- [Job] Repeat what the lines below say, word for word, and skip every image.

* START Data section *

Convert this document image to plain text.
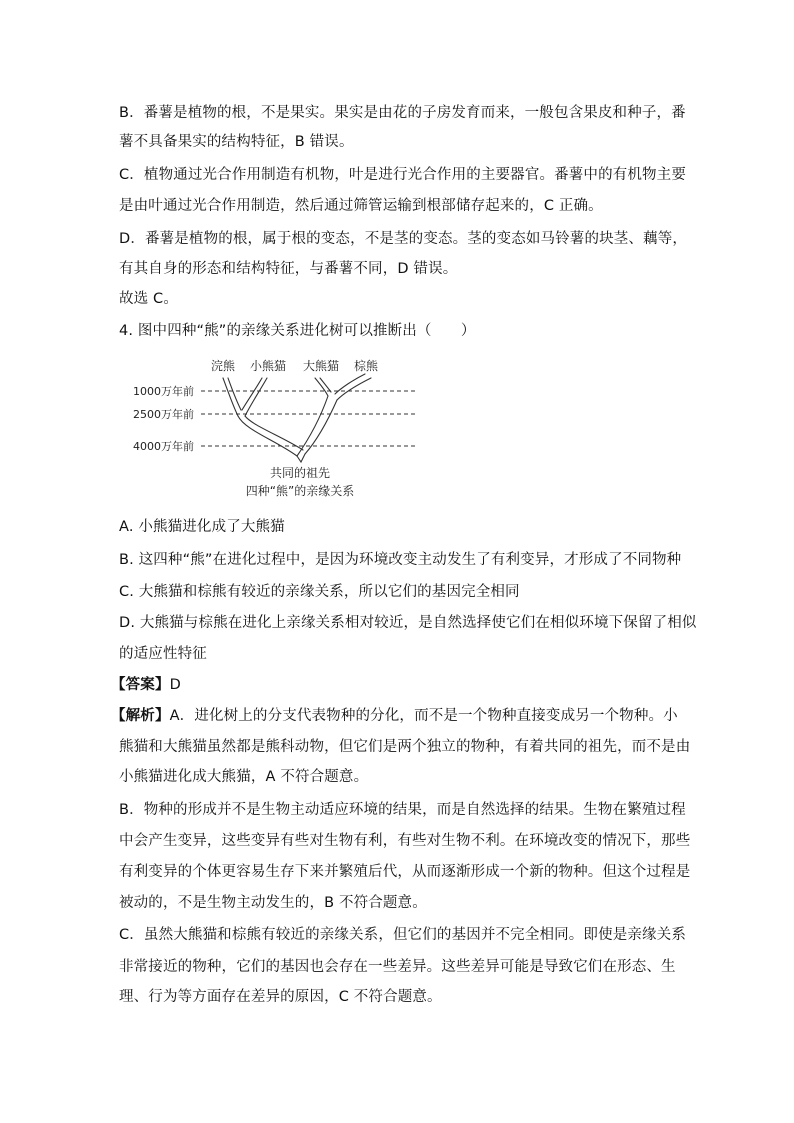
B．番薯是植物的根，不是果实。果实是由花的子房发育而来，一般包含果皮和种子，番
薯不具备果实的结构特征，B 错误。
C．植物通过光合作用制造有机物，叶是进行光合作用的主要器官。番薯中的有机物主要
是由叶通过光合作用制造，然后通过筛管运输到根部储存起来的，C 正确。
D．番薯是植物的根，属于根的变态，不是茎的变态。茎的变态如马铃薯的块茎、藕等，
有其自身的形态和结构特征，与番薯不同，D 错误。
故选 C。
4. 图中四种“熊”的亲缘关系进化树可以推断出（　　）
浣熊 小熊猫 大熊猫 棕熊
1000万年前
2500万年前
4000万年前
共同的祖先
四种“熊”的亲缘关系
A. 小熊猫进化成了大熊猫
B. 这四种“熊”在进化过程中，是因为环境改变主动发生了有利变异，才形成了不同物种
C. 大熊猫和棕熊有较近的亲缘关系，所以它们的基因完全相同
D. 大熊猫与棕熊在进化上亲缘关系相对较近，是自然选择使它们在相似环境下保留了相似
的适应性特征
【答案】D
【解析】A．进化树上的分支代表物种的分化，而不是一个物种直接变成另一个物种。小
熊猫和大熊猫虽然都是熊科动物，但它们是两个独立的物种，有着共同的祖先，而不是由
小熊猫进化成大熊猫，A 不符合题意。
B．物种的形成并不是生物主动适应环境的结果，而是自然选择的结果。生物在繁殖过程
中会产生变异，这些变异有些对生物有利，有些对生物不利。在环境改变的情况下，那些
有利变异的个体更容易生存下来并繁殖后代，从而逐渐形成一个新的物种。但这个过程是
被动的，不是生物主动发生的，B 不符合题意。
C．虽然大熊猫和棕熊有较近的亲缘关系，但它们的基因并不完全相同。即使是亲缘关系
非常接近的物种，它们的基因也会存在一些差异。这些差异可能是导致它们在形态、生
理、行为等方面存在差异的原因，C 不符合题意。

* END Data section *

- [Complete response]
Convert this document image to plain text.
B．番薯是植物的根，不是果实。果实是由花的子房发育而来，一般包含果皮和种子，番
薯不具备果实的结构特征，B 错误。
C．植物通过光合作用制造有机物，叶是进行光合作用的主要器官。番薯中的有机物主要
是由叶通过光合作用制造，然后通过筛管运输到根部储存起来的，C 正确。
D．番薯是植物的根，属于根的变态，不是茎的变态。茎的变态如马铃薯的块茎、藕等，
有其自身的形态和结构特征，与番薯不同，D 错误。
故选 C。
4. 图中四种“熊”的亲缘关系进化树可以推断出（　　）
浣熊 小熊猫 大熊猫 棕熊
1000万年前
2500万年前
4000万年前
共同的祖先
四种“熊”的亲缘关系
A. 小熊猫进化成了大熊猫
B. 这四种“熊”在进化过程中，是因为环境改变主动发生了有利变异，才形成了不同物种
C. 大熊猫和棕熊有较近的亲缘关系，所以它们的基因完全相同
D. 大熊猫与棕熊在进化上亲缘关系相对较近，是自然选择使它们在相似环境下保留了相似
的适应性特征
【答案】D
【解析】A．进化树上的分支代表物种的分化，而不是一个物种直接变成另一个物种。小
熊猫和大熊猫虽然都是熊科动物，但它们是两个独立的物种，有着共同的祖先，而不是由
小熊猫进化成大熊猫，A 不符合题意。
B．物种的形成并不是生物主动适应环境的结果，而是自然选择的结果。生物在繁殖过程
中会产生变异，这些变异有些对生物有利，有些对生物不利。在环境改变的情况下，那些
有利变异的个体更容易生存下来并繁殖后代，从而逐渐形成一个新的物种。但这个过程是
被动的，不是生物主动发生的，B 不符合题意。
C．虽然大熊猫和棕熊有较近的亲缘关系，但它们的基因并不完全相同。即使是亲缘关系
非常接近的物种，它们的基因也会存在一些差异。这些差异可能是导致它们在形态、生
理、行为等方面存在差异的原因，C 不符合题意。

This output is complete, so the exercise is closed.